■ Exercise goal
Where a line contains the string "JSON", copy that line.

■ Task input
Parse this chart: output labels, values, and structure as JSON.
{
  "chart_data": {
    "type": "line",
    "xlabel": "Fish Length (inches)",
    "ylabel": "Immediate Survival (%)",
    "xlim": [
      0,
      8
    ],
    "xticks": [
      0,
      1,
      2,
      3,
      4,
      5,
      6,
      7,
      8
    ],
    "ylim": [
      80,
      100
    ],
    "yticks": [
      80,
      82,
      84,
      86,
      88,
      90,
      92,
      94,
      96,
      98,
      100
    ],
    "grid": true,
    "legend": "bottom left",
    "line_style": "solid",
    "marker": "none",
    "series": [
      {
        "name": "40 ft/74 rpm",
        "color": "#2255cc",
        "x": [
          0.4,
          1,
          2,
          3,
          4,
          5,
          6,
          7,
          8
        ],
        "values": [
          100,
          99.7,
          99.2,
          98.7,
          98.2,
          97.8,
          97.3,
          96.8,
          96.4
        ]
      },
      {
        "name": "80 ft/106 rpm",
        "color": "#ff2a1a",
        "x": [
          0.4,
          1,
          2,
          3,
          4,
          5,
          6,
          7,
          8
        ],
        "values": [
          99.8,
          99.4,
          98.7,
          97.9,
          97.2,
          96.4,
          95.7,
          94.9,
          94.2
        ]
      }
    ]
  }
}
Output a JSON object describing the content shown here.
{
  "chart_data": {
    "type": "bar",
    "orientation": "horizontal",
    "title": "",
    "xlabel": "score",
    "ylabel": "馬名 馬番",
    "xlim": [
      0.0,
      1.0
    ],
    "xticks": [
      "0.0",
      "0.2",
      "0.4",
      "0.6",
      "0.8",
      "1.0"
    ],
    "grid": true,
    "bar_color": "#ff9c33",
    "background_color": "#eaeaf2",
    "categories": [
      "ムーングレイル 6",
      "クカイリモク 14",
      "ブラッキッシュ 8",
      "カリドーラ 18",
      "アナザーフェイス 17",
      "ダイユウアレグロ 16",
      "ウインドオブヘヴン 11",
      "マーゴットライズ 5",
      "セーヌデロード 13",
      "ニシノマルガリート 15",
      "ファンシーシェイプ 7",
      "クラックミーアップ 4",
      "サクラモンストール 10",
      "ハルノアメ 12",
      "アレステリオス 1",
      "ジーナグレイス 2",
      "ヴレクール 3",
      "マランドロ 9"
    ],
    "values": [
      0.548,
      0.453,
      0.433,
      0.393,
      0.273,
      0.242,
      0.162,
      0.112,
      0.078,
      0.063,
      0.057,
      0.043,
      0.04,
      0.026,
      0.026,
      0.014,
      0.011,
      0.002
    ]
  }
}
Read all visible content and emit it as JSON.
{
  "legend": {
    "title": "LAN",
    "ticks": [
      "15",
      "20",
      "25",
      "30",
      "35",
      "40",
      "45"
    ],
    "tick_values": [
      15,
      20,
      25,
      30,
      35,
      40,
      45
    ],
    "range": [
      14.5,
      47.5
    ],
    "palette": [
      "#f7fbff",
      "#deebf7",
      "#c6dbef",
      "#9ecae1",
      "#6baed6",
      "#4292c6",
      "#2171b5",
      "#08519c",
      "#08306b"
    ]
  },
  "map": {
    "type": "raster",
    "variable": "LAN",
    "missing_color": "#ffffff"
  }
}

■ Reply
Parse this chart: output labels, values, and structure as JSON.
Output a JSON object describing the content shown here.
Read all visible content and emit it as JSON.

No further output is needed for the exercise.